- Records for the task

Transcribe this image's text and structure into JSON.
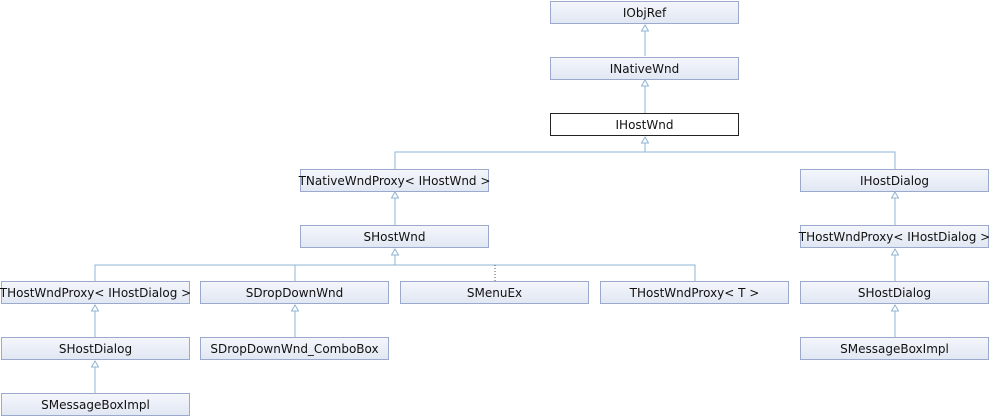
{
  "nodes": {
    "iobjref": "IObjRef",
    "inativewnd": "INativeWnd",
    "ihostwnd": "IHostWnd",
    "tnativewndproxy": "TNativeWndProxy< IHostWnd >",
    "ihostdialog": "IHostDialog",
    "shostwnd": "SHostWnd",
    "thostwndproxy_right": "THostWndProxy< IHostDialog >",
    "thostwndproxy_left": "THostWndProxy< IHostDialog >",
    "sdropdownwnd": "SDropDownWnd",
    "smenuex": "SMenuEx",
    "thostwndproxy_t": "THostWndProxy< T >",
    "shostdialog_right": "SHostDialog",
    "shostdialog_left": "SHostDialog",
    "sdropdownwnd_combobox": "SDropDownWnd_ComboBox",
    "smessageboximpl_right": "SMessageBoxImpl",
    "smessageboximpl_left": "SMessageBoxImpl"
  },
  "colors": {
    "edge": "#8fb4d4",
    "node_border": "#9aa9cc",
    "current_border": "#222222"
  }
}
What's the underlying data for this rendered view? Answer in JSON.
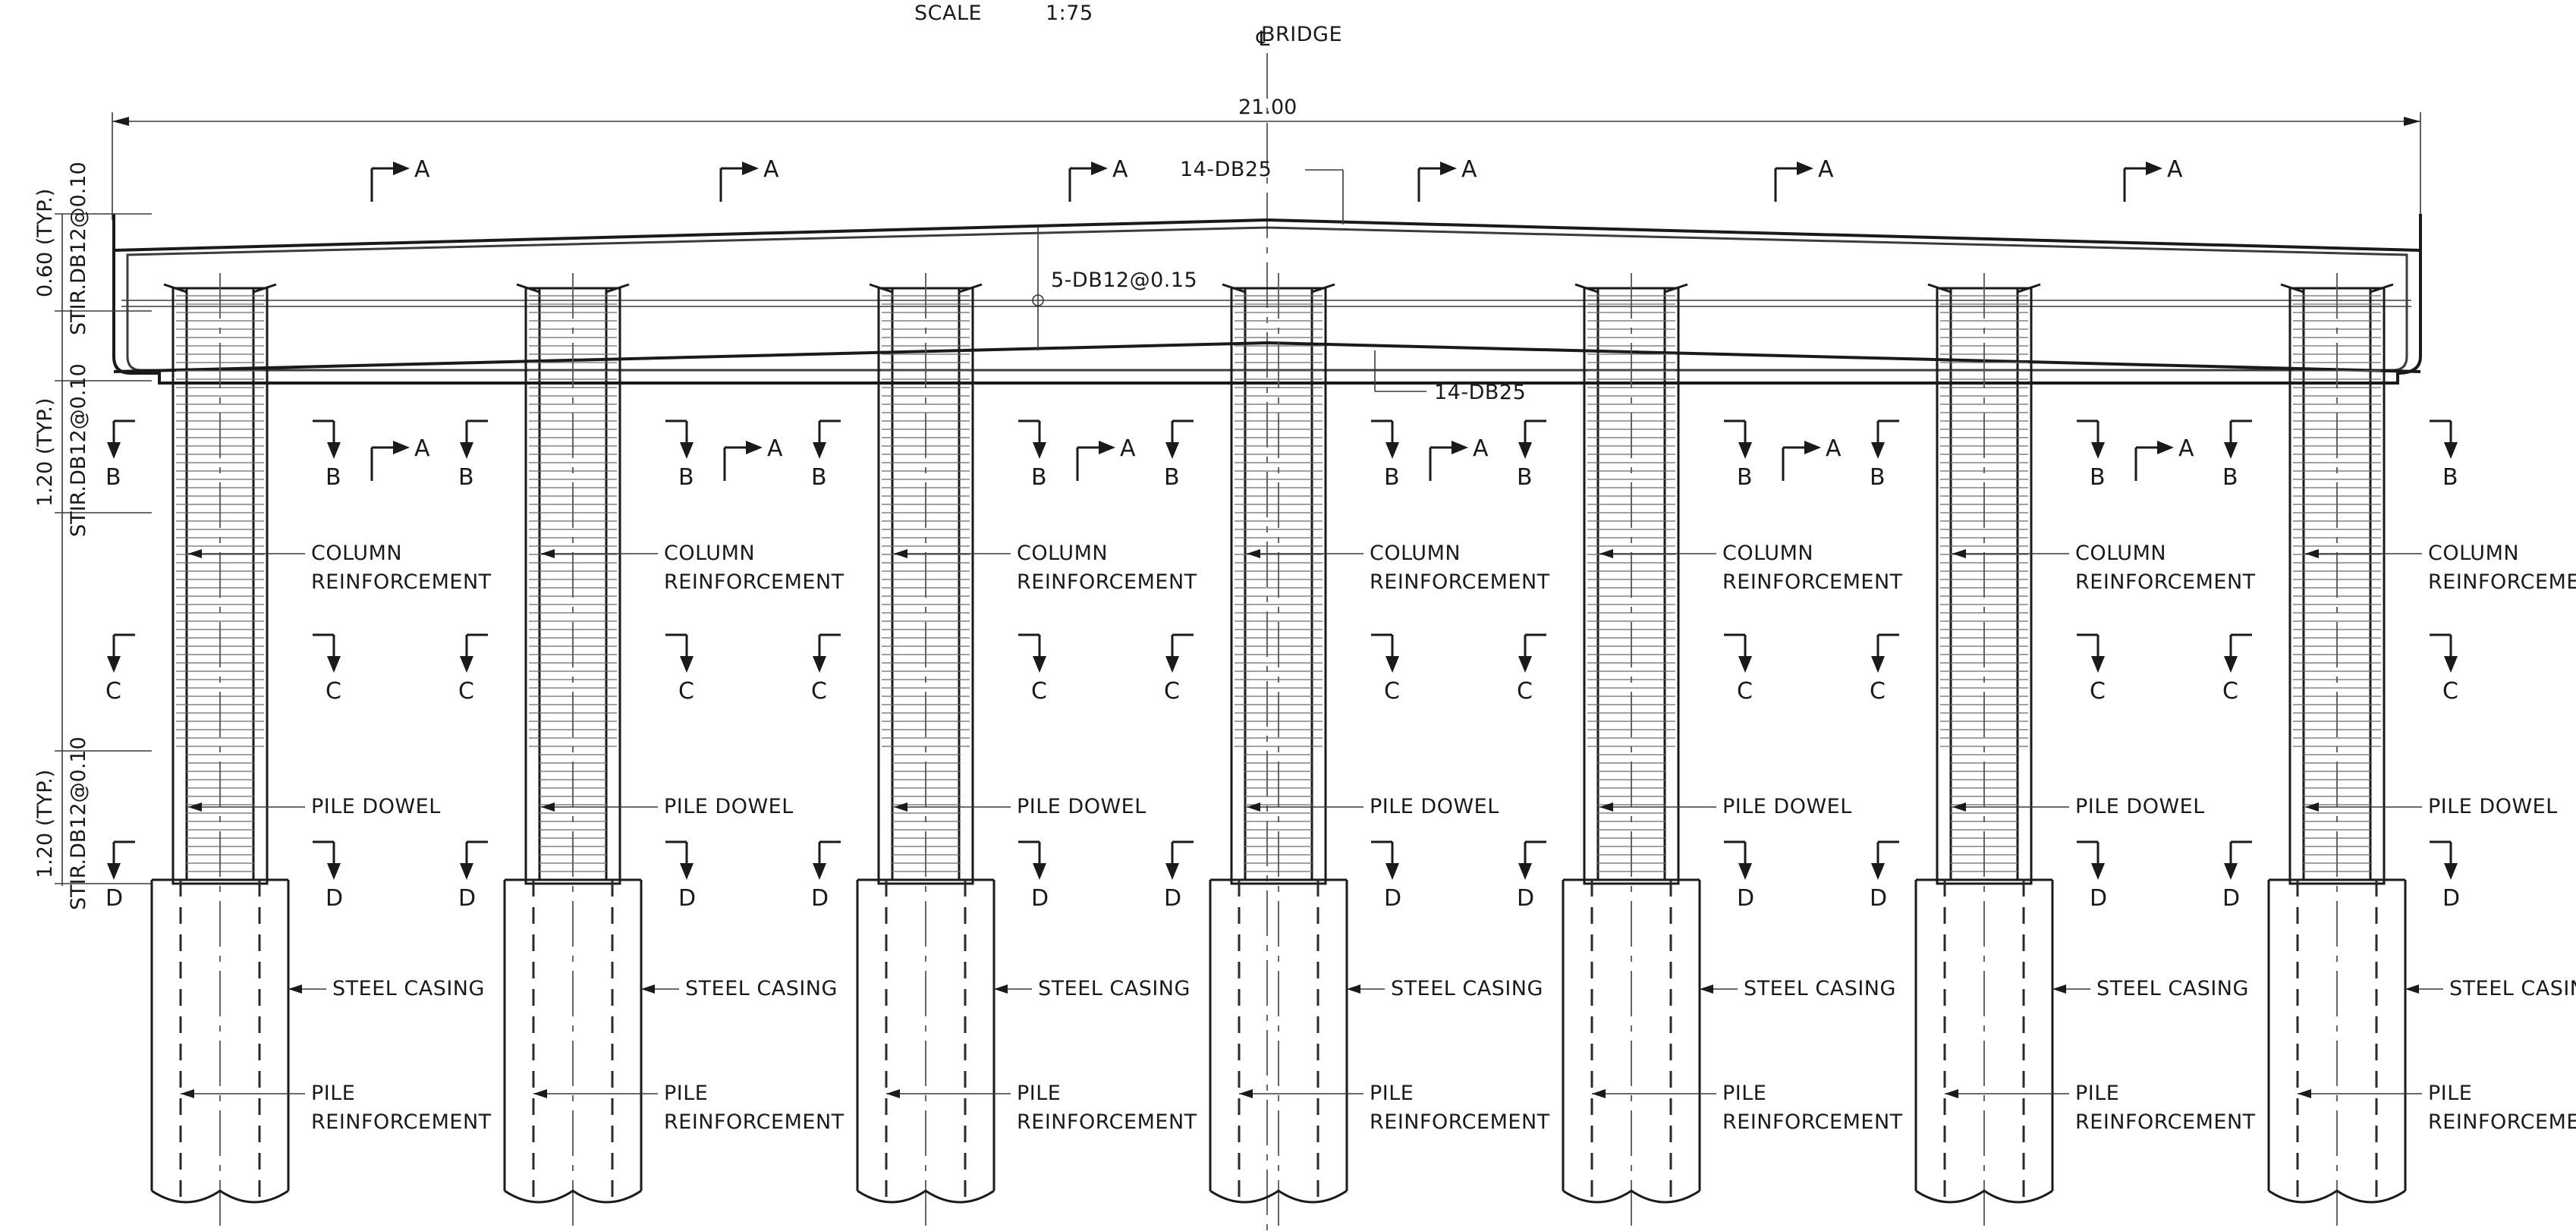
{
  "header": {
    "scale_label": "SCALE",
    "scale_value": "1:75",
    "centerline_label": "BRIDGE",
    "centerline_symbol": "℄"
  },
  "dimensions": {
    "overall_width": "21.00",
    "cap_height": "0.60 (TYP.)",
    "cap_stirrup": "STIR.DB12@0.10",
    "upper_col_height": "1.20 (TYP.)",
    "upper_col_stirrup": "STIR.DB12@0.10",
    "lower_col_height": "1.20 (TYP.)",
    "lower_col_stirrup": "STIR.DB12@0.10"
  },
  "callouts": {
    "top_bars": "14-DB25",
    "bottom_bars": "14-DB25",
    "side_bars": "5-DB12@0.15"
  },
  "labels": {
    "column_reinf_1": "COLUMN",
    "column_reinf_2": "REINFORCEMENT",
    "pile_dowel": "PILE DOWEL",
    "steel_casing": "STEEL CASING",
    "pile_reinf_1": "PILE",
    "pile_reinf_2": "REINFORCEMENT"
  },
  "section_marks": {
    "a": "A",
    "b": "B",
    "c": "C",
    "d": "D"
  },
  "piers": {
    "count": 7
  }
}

- Exercise brief
Write the records out once more, exactly as they appear, with no pictures.

- Response for this exercise
Transcribe this image's text and structure into JSON.
{
  "nodes": {
    "iobjref": "IObjRef",
    "inativewnd": "INativeWnd",
    "ihostwnd": "IHostWnd",
    "tnativewndproxy": "TNativeWndProxy< IHostWnd >",
    "ihostdialog": "IHostDialog",
    "shostwnd": "SHostWnd",
    "thostwndproxy_right": "THostWndProxy< IHostDialog >",
    "thostwndproxy_left": "THostWndProxy< IHostDialog >",
    "sdropdownwnd": "SDropDownWnd",
    "smenuex": "SMenuEx",
    "thostwndproxy_t": "THostWndProxy< T >",
    "shostdialog_right": "SHostDialog",
    "shostdialog_left": "SHostDialog",
    "sdropdownwnd_combobox": "SDropDownWnd_ComboBox",
    "smessageboximpl_right": "SMessageBoxImpl",
    "smessageboximpl_left": "SMessageBoxImpl"
  },
  "colors": {
    "edge": "#8fb4d4",
    "node_border": "#9aa9cc",
    "current_border": "#222222"
  }
}
What's the underlying data for this rendered view? Answer in JSON.
{
  "header": {
    "scale_label": "SCALE",
    "scale_value": "1:75",
    "centerline_label": "BRIDGE",
    "centerline_symbol": "℄"
  },
  "dimensions": {
    "overall_width": "21.00",
    "cap_height": "0.60 (TYP.)",
    "cap_stirrup": "STIR.DB12@0.10",
    "upper_col_height": "1.20 (TYP.)",
    "upper_col_stirrup": "STIR.DB12@0.10",
    "lower_col_height": "1.20 (TYP.)",
    "lower_col_stirrup": "STIR.DB12@0.10"
  },
  "callouts": {
    "top_bars": "14-DB25",
    "bottom_bars": "14-DB25",
    "side_bars": "5-DB12@0.15"
  },
  "labels": {
    "column_reinf_1": "COLUMN",
    "column_reinf_2": "REINFORCEMENT",
    "pile_dowel": "PILE DOWEL",
    "steel_casing": "STEEL CASING",
    "pile_reinf_1": "PILE",
    "pile_reinf_2": "REINFORCEMENT"
  },
  "section_marks": {
    "a": "A",
    "b": "B",
    "c": "C",
    "d": "D"
  },
  "piers": {
    "count": 7
  }
}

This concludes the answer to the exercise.